• **Problem**: Show, in full, each line of the data that contains "автономным".

━━━━━━━━

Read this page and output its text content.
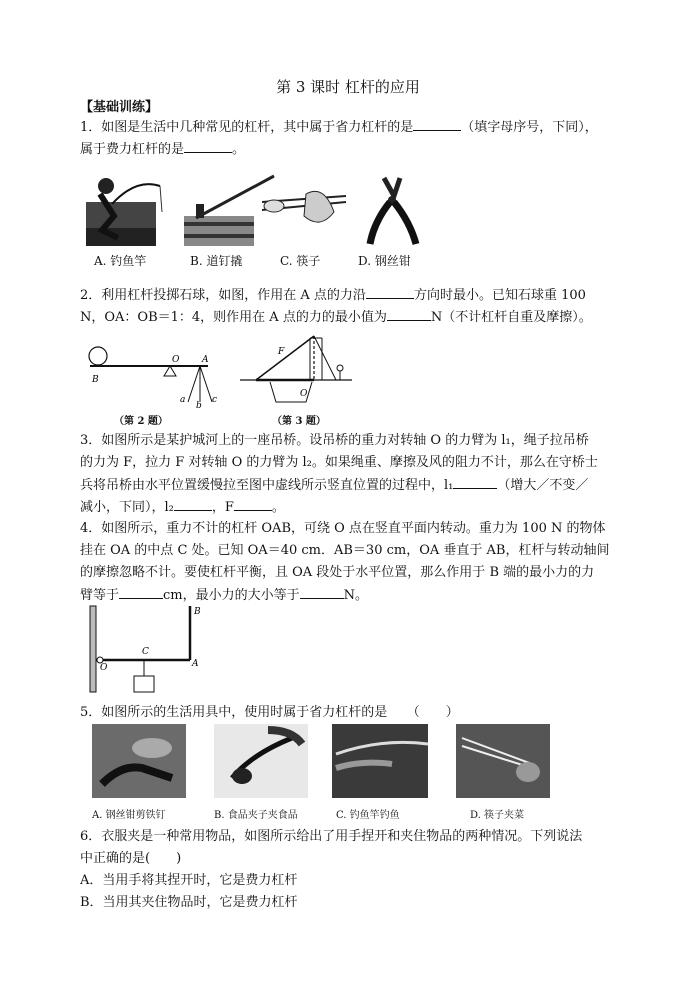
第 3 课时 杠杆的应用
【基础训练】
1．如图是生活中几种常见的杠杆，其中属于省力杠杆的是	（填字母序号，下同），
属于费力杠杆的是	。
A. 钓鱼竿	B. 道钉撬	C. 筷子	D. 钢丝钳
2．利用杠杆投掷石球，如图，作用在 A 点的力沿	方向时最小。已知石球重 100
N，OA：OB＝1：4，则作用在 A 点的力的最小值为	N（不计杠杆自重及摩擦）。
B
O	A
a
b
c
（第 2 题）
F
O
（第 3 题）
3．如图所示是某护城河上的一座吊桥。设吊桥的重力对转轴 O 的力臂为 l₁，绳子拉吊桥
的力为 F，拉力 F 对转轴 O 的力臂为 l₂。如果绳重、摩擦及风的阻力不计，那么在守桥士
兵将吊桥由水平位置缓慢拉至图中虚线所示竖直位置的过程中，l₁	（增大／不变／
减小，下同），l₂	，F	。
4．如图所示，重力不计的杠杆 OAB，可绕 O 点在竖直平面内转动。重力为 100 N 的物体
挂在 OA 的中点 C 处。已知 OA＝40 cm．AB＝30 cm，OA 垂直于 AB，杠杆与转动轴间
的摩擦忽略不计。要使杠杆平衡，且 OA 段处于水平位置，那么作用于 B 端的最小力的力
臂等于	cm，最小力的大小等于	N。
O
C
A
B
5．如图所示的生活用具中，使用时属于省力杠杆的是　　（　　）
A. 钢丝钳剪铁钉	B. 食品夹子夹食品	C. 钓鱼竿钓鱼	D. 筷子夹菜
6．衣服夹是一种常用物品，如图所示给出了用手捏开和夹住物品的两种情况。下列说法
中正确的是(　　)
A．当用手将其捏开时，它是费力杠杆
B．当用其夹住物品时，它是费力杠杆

━━━━━━━━

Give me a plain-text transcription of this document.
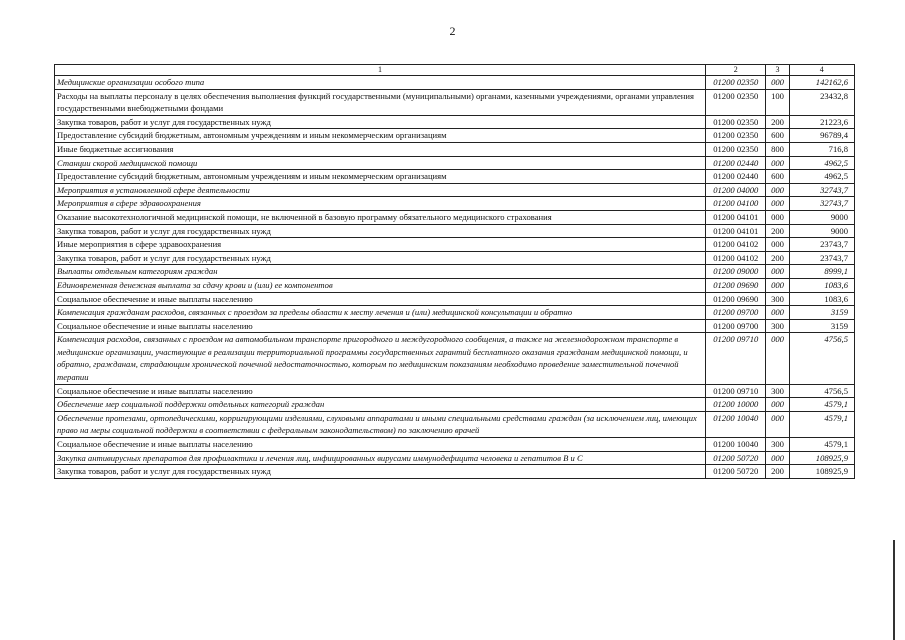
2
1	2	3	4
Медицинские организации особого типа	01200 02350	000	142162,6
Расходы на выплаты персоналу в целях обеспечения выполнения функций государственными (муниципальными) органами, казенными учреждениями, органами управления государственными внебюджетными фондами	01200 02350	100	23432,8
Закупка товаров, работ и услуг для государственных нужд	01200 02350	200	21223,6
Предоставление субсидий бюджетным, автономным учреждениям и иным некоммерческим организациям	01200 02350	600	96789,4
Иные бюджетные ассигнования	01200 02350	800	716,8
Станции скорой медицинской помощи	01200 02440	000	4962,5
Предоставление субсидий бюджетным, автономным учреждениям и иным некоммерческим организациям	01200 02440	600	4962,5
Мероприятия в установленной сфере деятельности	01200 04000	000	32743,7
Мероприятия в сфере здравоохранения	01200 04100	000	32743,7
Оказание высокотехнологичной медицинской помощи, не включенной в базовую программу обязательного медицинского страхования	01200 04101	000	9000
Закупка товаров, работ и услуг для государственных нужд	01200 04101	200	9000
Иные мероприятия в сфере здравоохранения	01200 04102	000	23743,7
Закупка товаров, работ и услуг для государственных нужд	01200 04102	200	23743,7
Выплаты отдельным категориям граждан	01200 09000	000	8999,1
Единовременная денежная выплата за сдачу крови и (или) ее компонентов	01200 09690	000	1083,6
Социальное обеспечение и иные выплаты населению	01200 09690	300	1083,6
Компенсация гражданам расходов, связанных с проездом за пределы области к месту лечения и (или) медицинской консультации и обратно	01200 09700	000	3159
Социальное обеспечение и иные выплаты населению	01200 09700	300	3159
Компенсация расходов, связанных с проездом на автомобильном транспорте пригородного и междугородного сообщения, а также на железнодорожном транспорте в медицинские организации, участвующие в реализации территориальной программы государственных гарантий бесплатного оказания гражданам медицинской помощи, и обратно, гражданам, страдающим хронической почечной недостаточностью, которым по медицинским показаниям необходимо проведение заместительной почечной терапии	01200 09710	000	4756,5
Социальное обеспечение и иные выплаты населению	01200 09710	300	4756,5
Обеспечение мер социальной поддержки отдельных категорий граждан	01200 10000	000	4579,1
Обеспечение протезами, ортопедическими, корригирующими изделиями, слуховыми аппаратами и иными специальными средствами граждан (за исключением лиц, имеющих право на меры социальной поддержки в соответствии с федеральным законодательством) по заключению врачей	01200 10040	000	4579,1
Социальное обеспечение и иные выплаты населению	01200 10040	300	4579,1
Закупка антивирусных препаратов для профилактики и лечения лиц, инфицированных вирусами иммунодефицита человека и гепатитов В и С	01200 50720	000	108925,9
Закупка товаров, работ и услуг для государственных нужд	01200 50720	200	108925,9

━━━━━━━━

• **Written solution**:
Предоставление субсидий бюджетным, автономным учреждениям и иным некоммерческим организациям	01200 02350	600	96789,4
Предоставление субсидий бюджетным, автономным учреждениям и иным некоммерческим организациям	01200 02440	600	4962,5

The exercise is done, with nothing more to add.